> [THE PROBLEM]
Quote the listing below in its entirety.

> [EXTRACTED RECORDS]

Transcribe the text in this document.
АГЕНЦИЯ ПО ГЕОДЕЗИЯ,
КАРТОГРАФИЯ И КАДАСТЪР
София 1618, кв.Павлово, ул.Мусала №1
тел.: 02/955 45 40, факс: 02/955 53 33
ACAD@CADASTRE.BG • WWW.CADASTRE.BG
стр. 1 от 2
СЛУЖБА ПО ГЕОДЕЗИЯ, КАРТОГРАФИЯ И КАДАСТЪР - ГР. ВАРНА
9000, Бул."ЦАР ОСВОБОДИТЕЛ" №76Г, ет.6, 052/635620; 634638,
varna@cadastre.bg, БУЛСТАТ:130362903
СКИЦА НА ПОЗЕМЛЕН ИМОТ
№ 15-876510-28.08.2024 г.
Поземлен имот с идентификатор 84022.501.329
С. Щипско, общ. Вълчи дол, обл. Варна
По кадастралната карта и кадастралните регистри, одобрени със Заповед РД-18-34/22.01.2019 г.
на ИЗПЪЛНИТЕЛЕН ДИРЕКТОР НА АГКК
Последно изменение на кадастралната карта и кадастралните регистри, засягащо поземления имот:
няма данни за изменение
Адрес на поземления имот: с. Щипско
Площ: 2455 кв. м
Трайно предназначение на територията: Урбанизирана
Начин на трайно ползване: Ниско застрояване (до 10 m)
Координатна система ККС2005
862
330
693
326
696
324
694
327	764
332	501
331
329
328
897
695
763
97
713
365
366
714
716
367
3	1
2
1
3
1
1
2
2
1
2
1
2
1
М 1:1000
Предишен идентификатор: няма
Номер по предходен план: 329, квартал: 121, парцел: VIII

> [SOLUTION TO THIS PROBLEM]
Transcribe the text in this document.
АГЕНЦИЯ ПО ГЕОДЕЗИЯ,
КАРТОГРАФИЯ И КАДАСТЪР
София 1618, кв.Павлово, ул.Мусала №1
тел.: 02/955 45 40, факс: 02/955 53 33
ACAD@CADASTRE.BG • WWW.CADASTRE.BG
стр. 1 от 2
СЛУЖБА ПО ГЕОДЕЗИЯ, КАРТОГРАФИЯ И КАДАСТЪР - ГР. ВАРНА
9000, Бул."ЦАР ОСВОБОДИТЕЛ" №76Г, ет.6, 052/635620; 634638,
varna@cadastre.bg, БУЛСТАТ:130362903
СКИЦА НА ПОЗЕМЛЕН ИМОТ
№ 15-876510-28.08.2024 г.
Поземлен имот с идентификатор 84022.501.329
С. Щипско, общ. Вълчи дол, обл. Варна
По кадастралната карта и кадастралните регистри, одобрени със Заповед РД-18-34/22.01.2019 г.
на ИЗПЪЛНИТЕЛЕН ДИРЕКТОР НА АГКК
Последно изменение на кадастралната карта и кадастралните регистри, засягащо поземления имот:
няма данни за изменение
Адрес на поземления имот: с. Щипско
Площ: 2455 кв. м
Трайно предназначение на територията: Урбанизирана
Начин на трайно ползване: Ниско застрояване (до 10 m)
Координатна система ККС2005
862
330
693
326
696
324
694
327	764
332	501
331
329
328
897
695
763
97
713
365
366
714
716
367
3	1
2
1
3
1
1
2
2
1
2
1
2
1
М 1:1000
Предишен идентификатор: няма
Номер по предходен план: 329, квартал: 121, парцел: VIII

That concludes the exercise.